(Exercise brief)
List each line in which the string "works" appears.
····················
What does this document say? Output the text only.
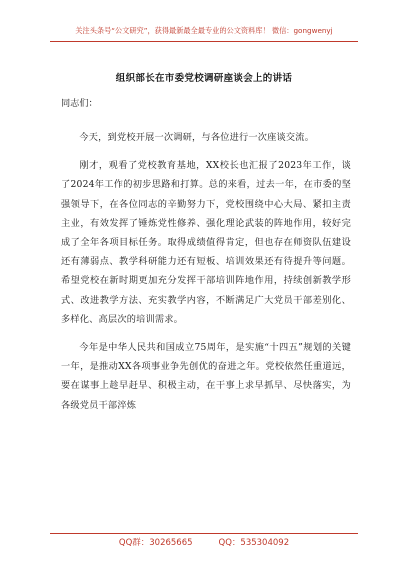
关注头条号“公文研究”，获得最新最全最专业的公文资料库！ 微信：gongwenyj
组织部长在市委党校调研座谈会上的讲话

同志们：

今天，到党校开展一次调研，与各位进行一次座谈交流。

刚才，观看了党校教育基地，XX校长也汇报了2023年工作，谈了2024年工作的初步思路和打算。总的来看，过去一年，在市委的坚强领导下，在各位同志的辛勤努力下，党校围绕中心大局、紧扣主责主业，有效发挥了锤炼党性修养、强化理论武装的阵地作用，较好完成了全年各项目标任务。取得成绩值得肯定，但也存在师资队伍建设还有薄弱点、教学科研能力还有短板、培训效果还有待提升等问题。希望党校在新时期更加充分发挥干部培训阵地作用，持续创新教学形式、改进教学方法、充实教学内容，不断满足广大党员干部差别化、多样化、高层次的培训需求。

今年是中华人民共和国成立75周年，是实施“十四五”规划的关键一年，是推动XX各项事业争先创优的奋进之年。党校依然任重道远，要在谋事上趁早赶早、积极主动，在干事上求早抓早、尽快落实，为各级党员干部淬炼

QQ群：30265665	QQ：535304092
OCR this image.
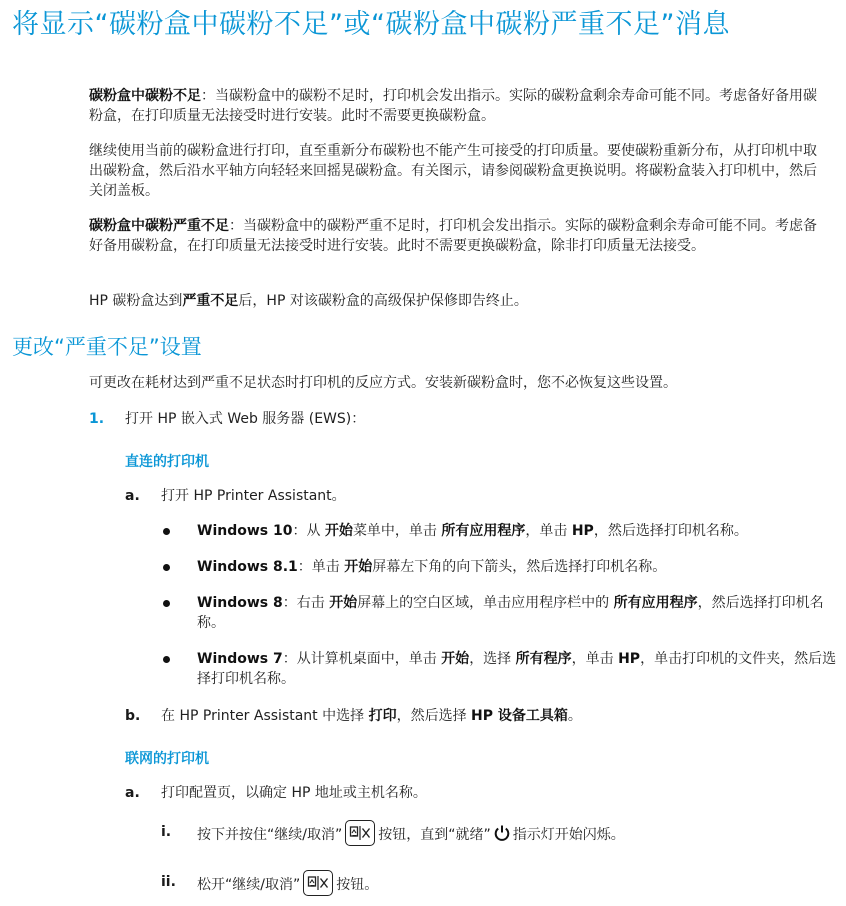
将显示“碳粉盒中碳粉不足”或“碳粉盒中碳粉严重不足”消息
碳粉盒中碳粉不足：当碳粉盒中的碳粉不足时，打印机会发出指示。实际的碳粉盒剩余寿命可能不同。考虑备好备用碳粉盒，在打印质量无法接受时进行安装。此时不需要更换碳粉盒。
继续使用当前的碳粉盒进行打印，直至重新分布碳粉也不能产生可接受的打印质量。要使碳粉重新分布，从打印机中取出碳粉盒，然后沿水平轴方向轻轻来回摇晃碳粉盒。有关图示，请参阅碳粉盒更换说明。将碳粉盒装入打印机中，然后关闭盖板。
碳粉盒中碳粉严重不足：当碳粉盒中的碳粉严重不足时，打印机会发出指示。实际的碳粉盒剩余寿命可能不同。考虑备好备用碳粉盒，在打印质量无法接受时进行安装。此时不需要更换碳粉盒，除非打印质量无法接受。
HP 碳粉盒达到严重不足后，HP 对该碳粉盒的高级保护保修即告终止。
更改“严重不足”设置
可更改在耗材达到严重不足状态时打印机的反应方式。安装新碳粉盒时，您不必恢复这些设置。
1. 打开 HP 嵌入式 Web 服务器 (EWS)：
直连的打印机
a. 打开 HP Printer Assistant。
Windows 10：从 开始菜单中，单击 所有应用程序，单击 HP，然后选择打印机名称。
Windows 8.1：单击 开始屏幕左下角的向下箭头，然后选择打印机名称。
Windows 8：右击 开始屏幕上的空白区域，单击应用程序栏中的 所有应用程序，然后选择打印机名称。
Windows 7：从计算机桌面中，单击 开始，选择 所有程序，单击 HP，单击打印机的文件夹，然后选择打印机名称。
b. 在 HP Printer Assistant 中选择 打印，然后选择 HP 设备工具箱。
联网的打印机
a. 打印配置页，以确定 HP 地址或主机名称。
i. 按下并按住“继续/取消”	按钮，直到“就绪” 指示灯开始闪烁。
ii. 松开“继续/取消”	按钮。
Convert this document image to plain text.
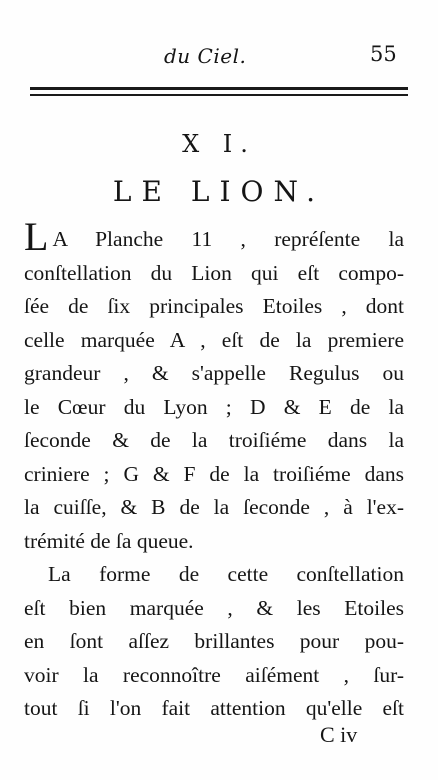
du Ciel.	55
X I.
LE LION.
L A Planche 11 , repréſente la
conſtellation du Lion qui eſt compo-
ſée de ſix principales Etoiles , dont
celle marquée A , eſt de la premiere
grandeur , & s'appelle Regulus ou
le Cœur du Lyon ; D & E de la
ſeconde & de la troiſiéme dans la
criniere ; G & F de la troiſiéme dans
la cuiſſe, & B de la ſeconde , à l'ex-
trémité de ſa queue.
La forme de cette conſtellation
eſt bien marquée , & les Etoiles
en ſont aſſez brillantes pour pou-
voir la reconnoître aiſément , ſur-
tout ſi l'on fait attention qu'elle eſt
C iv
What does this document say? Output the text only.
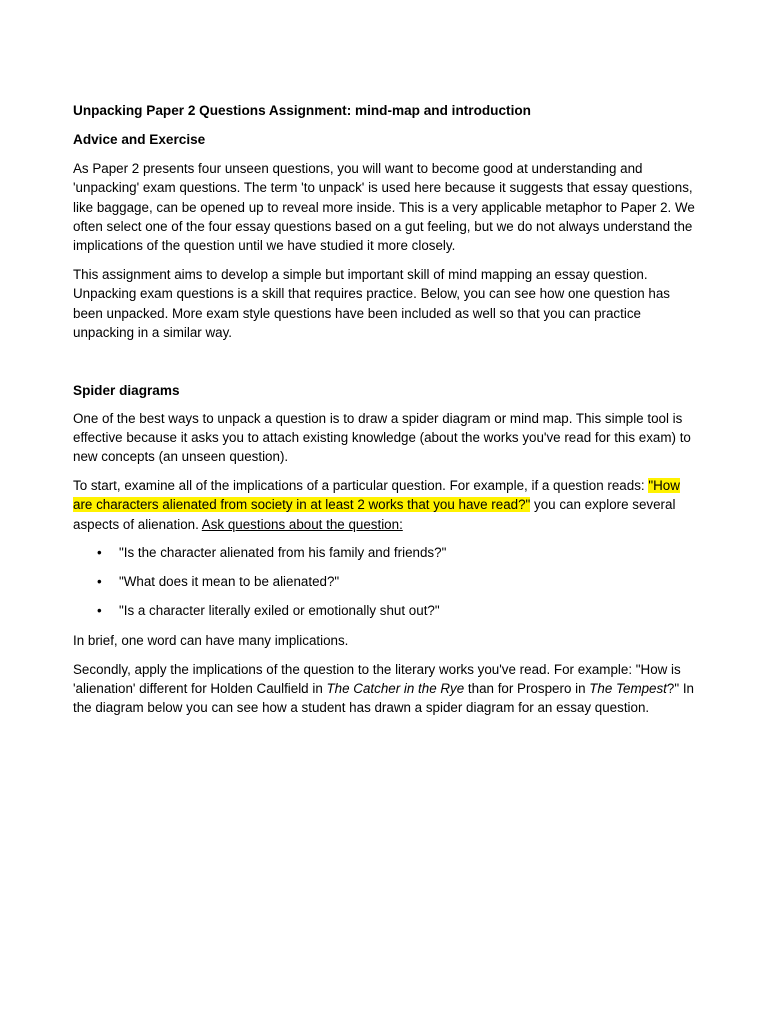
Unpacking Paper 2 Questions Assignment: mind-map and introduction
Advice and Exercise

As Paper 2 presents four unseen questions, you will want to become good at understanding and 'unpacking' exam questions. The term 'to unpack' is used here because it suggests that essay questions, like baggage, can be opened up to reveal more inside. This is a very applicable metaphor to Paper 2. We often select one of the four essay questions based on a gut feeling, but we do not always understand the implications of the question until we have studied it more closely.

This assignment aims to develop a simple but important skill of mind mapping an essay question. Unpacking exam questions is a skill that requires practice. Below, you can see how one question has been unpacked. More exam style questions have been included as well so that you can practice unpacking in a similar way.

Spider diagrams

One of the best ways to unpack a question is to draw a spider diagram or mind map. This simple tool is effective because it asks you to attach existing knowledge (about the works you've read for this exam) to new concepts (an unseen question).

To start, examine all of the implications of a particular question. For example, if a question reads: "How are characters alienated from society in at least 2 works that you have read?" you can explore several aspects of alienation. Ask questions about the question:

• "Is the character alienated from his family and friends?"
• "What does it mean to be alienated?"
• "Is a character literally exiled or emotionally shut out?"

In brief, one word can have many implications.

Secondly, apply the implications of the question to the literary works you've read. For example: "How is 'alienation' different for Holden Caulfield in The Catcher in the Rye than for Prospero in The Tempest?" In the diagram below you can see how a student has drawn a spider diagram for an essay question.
····················
(Problem solution)
One of the best ways to unpack a question is to draw a spider diagram or mind map. This simple tool is effective because it asks you to attach existing knowledge (about the works you've read for this exam) to new concepts (an unseen question).
To start, examine all of the implications of a particular question. For example, if a question reads: "How are characters alienated from society in at least 2 works that you have read?" you can explore several aspects of alienation. Ask questions about the question:
Secondly, apply the implications of the question to the literary works you've read. For example: "How is 'alienation' different for Holden Caulfield in The Catcher in the Rye than for Prospero in The Tempest?" In the diagram below you can see how a student has drawn a spider diagram for an essay question.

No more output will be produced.